▶ **What you should do**: Copy each line below that includes "values".

[Dataset records]
— START —

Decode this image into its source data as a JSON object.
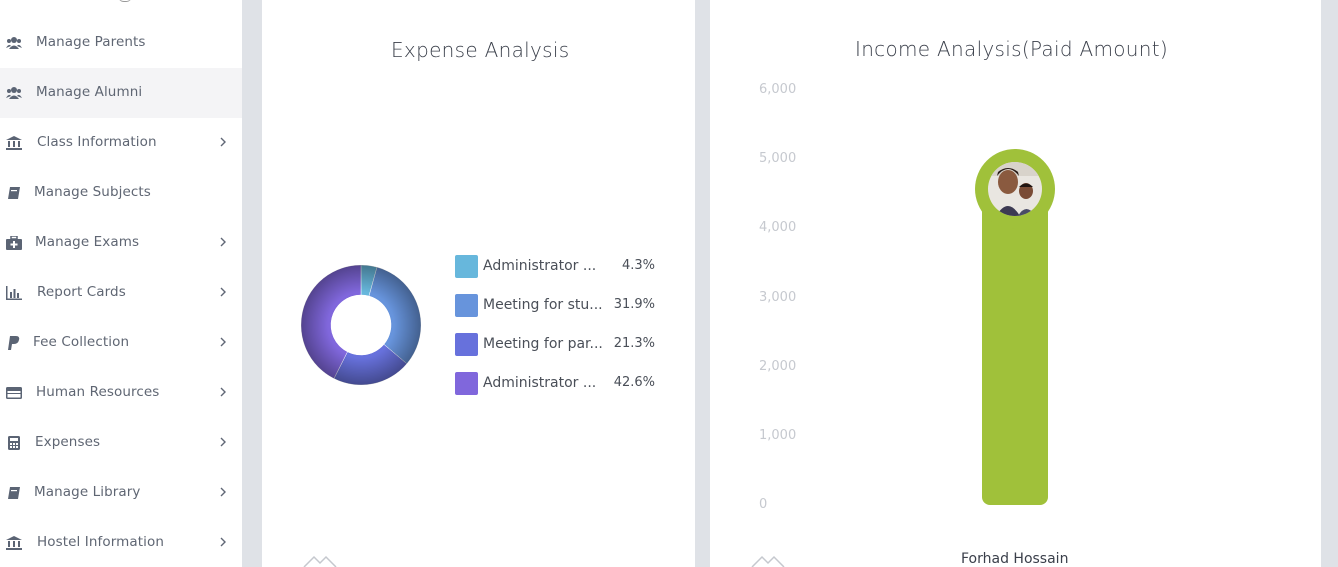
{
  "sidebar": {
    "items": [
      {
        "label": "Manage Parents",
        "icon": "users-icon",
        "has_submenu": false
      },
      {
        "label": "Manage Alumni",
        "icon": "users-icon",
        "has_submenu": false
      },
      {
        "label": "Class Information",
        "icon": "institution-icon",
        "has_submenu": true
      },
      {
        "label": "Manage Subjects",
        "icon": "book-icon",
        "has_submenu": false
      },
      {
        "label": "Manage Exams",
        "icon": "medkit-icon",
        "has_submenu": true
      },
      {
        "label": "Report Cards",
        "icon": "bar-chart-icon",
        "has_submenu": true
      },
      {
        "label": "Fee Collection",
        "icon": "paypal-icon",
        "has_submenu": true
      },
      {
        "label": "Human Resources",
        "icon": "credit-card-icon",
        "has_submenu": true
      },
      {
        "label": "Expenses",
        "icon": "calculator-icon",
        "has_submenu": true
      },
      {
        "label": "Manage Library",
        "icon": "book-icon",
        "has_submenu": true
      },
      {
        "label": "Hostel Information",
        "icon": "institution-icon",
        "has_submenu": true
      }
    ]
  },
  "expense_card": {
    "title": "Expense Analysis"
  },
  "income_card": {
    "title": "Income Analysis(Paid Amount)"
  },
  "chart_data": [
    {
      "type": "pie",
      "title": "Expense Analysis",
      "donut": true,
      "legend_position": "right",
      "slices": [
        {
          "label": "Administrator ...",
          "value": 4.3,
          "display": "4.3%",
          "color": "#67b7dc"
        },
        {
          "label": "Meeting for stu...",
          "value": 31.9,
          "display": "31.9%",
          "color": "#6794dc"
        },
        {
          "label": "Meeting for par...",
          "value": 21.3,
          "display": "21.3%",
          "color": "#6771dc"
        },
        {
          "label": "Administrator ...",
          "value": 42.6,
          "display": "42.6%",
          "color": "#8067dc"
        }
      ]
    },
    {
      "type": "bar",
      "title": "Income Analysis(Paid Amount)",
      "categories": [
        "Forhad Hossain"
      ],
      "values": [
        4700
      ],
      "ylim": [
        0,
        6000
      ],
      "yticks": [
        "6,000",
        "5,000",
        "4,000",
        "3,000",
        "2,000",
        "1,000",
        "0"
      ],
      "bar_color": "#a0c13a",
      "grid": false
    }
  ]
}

— END —
— START —

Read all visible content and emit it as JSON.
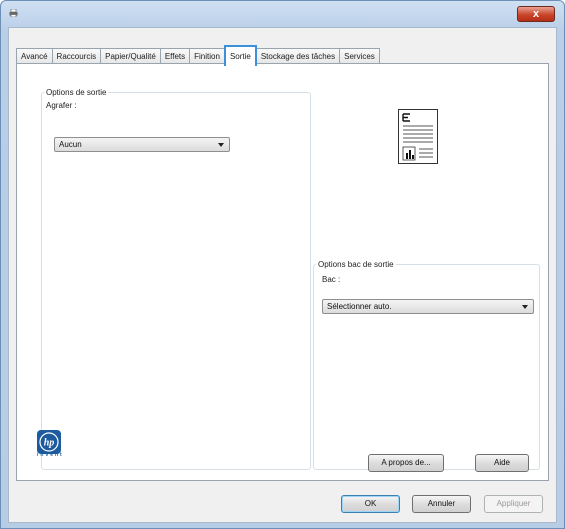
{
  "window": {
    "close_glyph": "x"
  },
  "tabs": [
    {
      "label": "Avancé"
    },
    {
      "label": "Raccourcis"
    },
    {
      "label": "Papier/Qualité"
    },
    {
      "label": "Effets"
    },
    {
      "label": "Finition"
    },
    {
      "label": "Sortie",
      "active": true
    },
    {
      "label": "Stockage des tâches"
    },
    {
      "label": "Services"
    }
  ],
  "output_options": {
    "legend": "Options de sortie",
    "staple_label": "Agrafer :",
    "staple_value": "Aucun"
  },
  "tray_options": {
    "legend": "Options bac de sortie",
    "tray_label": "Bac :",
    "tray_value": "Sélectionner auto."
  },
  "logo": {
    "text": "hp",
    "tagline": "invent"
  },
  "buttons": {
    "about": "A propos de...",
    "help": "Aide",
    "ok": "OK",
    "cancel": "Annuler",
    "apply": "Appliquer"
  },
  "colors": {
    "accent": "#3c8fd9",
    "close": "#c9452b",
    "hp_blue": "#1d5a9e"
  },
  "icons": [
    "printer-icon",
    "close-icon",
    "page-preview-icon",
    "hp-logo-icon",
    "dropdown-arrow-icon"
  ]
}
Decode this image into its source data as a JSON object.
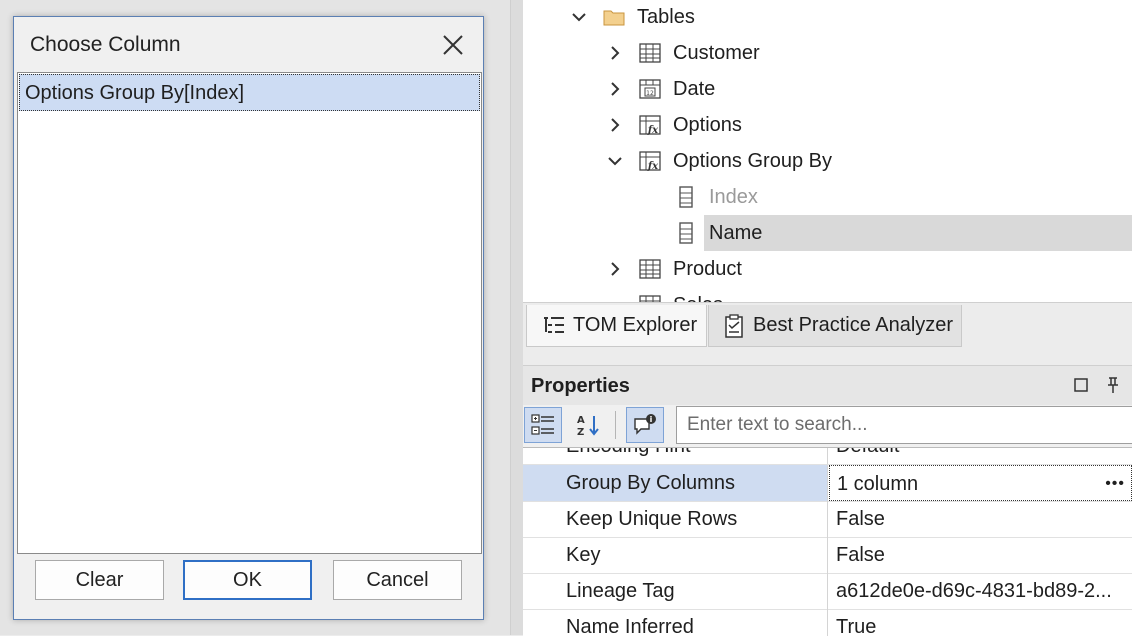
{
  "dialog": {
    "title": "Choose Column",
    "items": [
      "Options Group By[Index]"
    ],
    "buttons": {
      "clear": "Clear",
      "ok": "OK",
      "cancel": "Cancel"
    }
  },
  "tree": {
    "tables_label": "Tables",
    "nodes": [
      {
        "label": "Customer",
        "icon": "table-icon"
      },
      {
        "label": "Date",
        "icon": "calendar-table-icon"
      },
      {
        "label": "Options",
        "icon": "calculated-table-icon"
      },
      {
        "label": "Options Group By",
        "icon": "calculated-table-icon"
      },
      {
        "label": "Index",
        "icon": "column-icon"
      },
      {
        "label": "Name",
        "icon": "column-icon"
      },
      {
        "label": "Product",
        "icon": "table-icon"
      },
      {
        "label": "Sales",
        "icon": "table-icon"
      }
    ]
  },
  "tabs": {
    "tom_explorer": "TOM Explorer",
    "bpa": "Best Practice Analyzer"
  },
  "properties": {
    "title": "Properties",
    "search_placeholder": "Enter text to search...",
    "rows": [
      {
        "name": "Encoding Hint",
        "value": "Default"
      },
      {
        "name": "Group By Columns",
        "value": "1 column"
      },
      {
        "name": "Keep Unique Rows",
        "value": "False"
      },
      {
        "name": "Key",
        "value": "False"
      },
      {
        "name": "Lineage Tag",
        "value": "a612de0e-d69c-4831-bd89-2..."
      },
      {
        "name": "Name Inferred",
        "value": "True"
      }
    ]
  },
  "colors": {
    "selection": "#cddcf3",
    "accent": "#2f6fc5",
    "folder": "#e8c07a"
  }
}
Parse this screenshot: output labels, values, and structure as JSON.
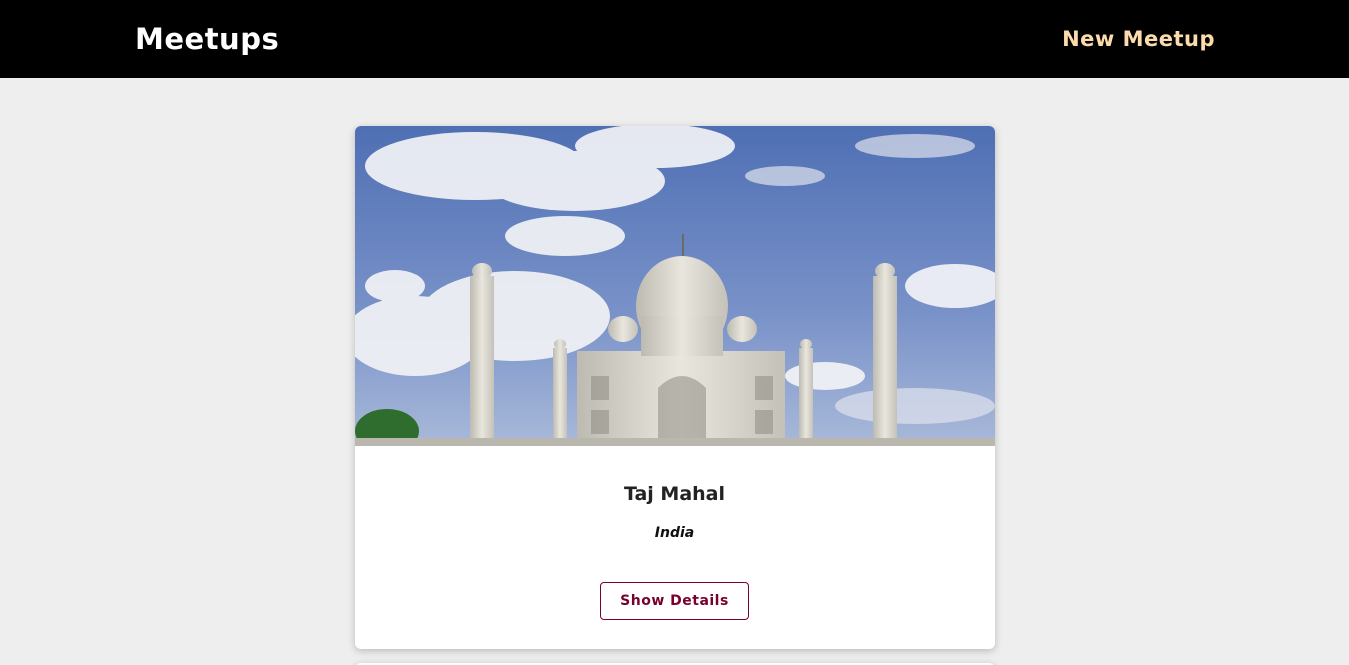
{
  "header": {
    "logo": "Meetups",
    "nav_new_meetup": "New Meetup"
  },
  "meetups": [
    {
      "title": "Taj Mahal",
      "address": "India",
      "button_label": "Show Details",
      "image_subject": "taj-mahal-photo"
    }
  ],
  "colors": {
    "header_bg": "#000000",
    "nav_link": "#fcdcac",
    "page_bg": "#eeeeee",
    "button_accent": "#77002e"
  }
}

— END —

▶ **Final result**:
      "values": [
Parse this screenshot: output labels, values, and structure as JSON.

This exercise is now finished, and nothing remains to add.